What is asked -
• A. In the forum post, what does the writer say doesn't belong at the debaters' levels?
• B. Pick up the forum thread where it stops and write what comes next.

Message 91 of 100 (365138)
11-21-2006 11:39 AM
Reply to: Message 90 by Son Goku
11-21-2006 9:28 AM


Great Debates
Y'all are really very well read and intelligent debaters. You have delved into this subject to a much greater depth than I have and that is quite apparent. You are all way above my level. Oh, I can follow almost everything in you discussions and whatever stumps me, I look up.
But, to be perfectly frank, I'm still quite happy with most of the thoughts of my initial thread.
You are all a pleasure to read except for those personal attacks. Those I don't believe belong at your levels.
Thank you.

This message is a reply to:
 Message 90 by Son Goku, posted 11-21-2006 9:28 AM Son Goku has replied

Replies to this message:
 Message 94 by Son Goku, posted 11-22-2006 9:01 AM baloneydetector#zero has replied

  
Percy
Member
Posts: 22473
From: New Hampshire
Joined: 12-23-2000
Member Rating: 4.7


Message 92 of 100 (365331)

Data provided -
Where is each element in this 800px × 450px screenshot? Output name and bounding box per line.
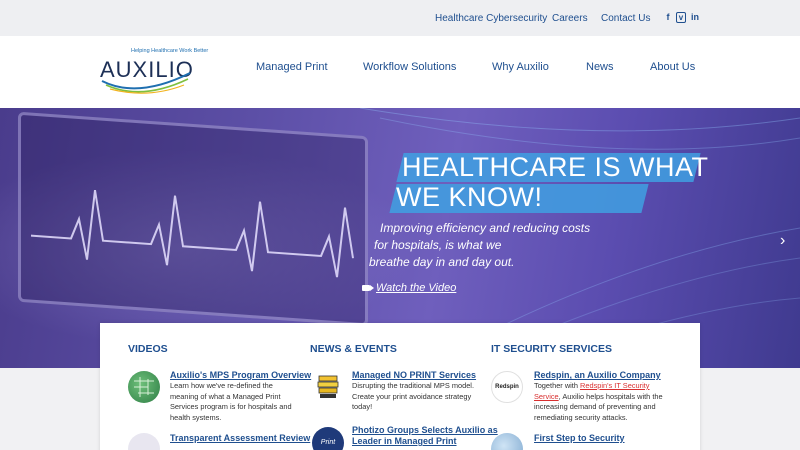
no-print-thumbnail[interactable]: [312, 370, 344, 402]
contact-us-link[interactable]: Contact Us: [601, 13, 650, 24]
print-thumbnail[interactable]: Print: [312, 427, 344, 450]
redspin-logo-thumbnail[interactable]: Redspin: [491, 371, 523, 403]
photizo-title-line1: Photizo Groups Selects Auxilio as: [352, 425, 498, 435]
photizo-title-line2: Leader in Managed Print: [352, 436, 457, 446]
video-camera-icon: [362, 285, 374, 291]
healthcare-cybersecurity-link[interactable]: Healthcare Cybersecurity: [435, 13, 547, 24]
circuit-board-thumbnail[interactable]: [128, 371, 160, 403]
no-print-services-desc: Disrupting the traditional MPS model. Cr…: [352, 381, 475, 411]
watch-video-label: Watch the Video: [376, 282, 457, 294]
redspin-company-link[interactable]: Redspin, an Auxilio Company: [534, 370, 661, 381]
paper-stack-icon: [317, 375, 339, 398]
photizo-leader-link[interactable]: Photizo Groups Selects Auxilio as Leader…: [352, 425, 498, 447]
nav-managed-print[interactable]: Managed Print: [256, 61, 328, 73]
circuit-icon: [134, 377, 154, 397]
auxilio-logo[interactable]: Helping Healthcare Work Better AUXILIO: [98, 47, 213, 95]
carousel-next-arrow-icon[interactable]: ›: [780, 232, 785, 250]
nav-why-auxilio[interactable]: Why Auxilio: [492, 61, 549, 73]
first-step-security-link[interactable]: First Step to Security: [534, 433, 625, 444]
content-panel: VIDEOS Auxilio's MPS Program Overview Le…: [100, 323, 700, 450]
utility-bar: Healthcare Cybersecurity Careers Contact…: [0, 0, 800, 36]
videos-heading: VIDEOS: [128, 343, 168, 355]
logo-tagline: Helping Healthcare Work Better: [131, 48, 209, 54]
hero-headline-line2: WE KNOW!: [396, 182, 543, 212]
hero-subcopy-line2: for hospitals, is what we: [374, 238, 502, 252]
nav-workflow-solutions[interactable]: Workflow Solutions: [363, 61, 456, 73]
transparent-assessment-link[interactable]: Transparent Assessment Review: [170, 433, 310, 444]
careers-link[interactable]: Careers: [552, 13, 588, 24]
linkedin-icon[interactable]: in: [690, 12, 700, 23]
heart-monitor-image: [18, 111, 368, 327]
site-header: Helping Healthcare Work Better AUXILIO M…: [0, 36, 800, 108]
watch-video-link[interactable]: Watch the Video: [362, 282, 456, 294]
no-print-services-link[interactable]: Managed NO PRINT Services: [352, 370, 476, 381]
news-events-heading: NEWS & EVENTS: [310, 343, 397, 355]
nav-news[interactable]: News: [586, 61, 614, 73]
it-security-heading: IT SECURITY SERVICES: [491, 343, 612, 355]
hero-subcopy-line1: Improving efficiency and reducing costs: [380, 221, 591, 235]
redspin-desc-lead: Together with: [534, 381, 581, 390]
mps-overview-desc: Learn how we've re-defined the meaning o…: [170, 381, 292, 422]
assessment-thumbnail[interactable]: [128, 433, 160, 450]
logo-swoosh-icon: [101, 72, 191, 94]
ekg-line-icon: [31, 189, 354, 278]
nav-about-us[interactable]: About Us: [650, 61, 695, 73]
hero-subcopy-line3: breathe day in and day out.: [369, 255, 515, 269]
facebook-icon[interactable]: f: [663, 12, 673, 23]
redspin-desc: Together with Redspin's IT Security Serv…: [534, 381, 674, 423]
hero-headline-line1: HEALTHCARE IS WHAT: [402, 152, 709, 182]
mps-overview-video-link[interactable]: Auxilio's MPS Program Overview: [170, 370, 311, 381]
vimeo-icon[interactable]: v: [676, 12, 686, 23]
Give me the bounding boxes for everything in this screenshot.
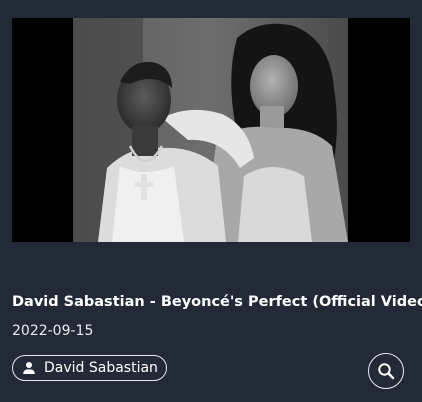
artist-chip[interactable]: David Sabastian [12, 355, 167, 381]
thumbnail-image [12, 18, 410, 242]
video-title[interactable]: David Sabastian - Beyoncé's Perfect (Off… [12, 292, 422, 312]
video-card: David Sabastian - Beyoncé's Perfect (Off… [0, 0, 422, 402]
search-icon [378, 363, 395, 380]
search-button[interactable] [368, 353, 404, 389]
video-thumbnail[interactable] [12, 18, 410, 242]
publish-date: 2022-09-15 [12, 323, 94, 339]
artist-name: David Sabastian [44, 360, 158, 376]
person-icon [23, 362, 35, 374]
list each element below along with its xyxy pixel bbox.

Replies -
• A. Personal attacks.

• B.
11-22-2006 8:11 AM
Reply to: Message 89 by nwr
11-20-2006 11:13 PM


Re: BB skepticism
nwr writes:
I won't be responding to you further on this issue. I have had more than enough verbal abuse.
I'm sorry that you won't be responding further, because I think it would have been a productive exercise. If your position's justifications are truly private then you should not have introduced your position in the first place. On this debate board, members are expected to defend their positions, not declare them off-limits to discussion. See rule 4.
--Percy

This message is a reply to:
 Message 89 by nwr, posted 11-20-2006 11:13 PM nwr has seen this message but not replied

  
Percy
Member
Posts: 22473
From: New Hampshire
Joined: 12-23-2000
Member Rating: 4.7


Message 93 of 100 (365335)
11-22-2006 8:52 AM
Reply to: Message 72 by cavediver
11-19-2006 9:30 AM


Re: BB skepticism
Hi Cavediver,
My thoughts kept returning to a couple parts of your reply, so I thought I'd finally respond:
cavediver writes:
Yes, but not "local distant" as I specified.
Right, that's why I used M33. If we can't directly measure distance and motion of relatively nearby M33, we certainly can't do it for much more distant objects.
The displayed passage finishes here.